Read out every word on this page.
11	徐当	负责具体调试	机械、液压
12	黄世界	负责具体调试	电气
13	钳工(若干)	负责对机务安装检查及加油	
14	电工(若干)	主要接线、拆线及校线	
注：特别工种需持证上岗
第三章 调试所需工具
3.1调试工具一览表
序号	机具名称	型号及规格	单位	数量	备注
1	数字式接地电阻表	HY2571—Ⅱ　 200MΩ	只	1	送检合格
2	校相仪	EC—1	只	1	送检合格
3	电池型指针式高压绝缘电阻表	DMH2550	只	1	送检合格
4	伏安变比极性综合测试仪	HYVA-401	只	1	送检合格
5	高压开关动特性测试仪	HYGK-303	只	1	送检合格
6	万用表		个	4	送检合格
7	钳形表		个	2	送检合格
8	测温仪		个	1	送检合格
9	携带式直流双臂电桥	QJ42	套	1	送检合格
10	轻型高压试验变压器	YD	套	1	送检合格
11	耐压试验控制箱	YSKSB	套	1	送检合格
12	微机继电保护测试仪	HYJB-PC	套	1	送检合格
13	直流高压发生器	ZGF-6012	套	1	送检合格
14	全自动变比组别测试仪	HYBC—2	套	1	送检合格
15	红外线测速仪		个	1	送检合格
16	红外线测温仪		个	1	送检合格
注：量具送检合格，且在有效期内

========

Stated task:
Nothing in the data may differ; print all of it exactly as written.

Answer to the problem:
Read out every word on this page.
11	徐当	负责具体调试	机械、液压
12	黄世界	负责具体调试	电气
13	钳工(若干)	负责对机务安装检查及加油	
14	电工(若干)	主要接线、拆线及校线	
注：特别工种需持证上岗
第三章 调试所需工具
3.1调试工具一览表
序号	机具名称	型号及规格	单位	数量	备注
1	数字式接地电阻表	HY2571—Ⅱ　 200MΩ	只	1	送检合格
2	校相仪	EC—1	只	1	送检合格
3	电池型指针式高压绝缘电阻表	DMH2550	只	1	送检合格
4	伏安变比极性综合测试仪	HYVA-401	只	1	送检合格
5	高压开关动特性测试仪	HYGK-303	只	1	送检合格
6	万用表		个	4	送检合格
7	钳形表		个	2	送检合格
8	测温仪		个	1	送检合格
9	携带式直流双臂电桥	QJ42	套	1	送检合格
10	轻型高压试验变压器	YD	套	1	送检合格
11	耐压试验控制箱	YSKSB	套	1	送检合格
12	微机继电保护测试仪	HYJB-PC	套	1	送检合格
13	直流高压发生器	ZGF-6012	套	1	送检合格
14	全自动变比组别测试仪	HYBC—2	套	1	送检合格
15	红外线测速仪		个	1	送检合格
16	红外线测温仪		个	1	送检合格
注：量具送检合格，且在有效期内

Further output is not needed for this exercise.